Lines of data:
────────

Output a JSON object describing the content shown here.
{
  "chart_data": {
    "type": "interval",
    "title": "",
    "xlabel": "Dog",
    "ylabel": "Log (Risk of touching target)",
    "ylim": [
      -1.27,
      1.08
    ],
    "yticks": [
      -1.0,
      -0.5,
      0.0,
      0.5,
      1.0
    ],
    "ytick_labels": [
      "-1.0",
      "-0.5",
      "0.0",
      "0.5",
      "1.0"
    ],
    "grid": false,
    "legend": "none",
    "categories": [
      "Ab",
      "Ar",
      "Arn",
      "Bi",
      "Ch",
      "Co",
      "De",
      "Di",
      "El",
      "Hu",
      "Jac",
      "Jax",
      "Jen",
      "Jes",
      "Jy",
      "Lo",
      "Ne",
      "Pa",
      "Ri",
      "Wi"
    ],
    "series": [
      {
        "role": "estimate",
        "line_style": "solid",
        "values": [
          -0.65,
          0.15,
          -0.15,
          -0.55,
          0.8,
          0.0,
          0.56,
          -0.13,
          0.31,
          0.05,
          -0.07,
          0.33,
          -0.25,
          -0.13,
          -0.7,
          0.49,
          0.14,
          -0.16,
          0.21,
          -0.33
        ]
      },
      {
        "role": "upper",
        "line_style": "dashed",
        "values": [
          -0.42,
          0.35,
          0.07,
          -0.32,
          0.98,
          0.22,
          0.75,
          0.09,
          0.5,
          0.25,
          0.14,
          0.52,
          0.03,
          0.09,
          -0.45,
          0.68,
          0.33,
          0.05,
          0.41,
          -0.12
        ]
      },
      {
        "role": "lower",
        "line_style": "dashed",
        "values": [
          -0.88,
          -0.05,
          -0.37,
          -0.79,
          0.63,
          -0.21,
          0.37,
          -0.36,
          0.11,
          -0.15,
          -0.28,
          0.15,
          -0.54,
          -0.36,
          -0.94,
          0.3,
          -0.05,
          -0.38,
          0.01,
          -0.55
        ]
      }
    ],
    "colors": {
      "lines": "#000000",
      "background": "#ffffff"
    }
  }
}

────────

> **Your objective**
Write out the listing once more, matching it exactly.

> **Task answer**
Output a JSON object describing the content shown here.
{
  "chart_data": {
    "type": "interval",
    "title": "",
    "xlabel": "Dog",
    "ylabel": "Log (Risk of touching target)",
    "ylim": [
      -1.27,
      1.08
    ],
    "yticks": [
      -1.0,
      -0.5,
      0.0,
      0.5,
      1.0
    ],
    "ytick_labels": [
      "-1.0",
      "-0.5",
      "0.0",
      "0.5",
      "1.0"
    ],
    "grid": false,
    "legend": "none",
    "categories": [
      "Ab",
      "Ar",
      "Arn",
      "Bi",
      "Ch",
      "Co",
      "De",
      "Di",
      "El",
      "Hu",
      "Jac",
      "Jax",
      "Jen",
      "Jes",
      "Jy",
      "Lo",
      "Ne",
      "Pa",
      "Ri",
      "Wi"
    ],
    "series": [
      {
        "role": "estimate",
        "line_style": "solid",
        "values": [
          -0.65,
          0.15,
          -0.15,
          -0.55,
          0.8,
          0.0,
          0.56,
          -0.13,
          0.31,
          0.05,
          -0.07,
          0.33,
          -0.25,
          -0.13,
          -0.7,
          0.49,
          0.14,
          -0.16,
          0.21,
          -0.33
        ]
      },
      {
        "role": "upper",
        "line_style": "dashed",
        "values": [
          -0.42,
          0.35,
          0.07,
          -0.32,
          0.98,
          0.22,
          0.75,
          0.09,
          0.5,
          0.25,
          0.14,
          0.52,
          0.03,
          0.09,
          -0.45,
          0.68,
          0.33,
          0.05,
          0.41,
          -0.12
        ]
      },
      {
        "role": "lower",
        "line_style": "dashed",
        "values": [
          -0.88,
          -0.05,
          -0.37,
          -0.79,
          0.63,
          -0.21,
          0.37,
          -0.36,
          0.11,
          -0.15,
          -0.28,
          0.15,
          -0.54,
          -0.36,
          -0.94,
          0.3,
          -0.05,
          -0.38,
          0.01,
          -0.55
        ]
      }
    ],
    "colors": {
      "lines": "#000000",
      "background": "#ffffff"
    }
  }
}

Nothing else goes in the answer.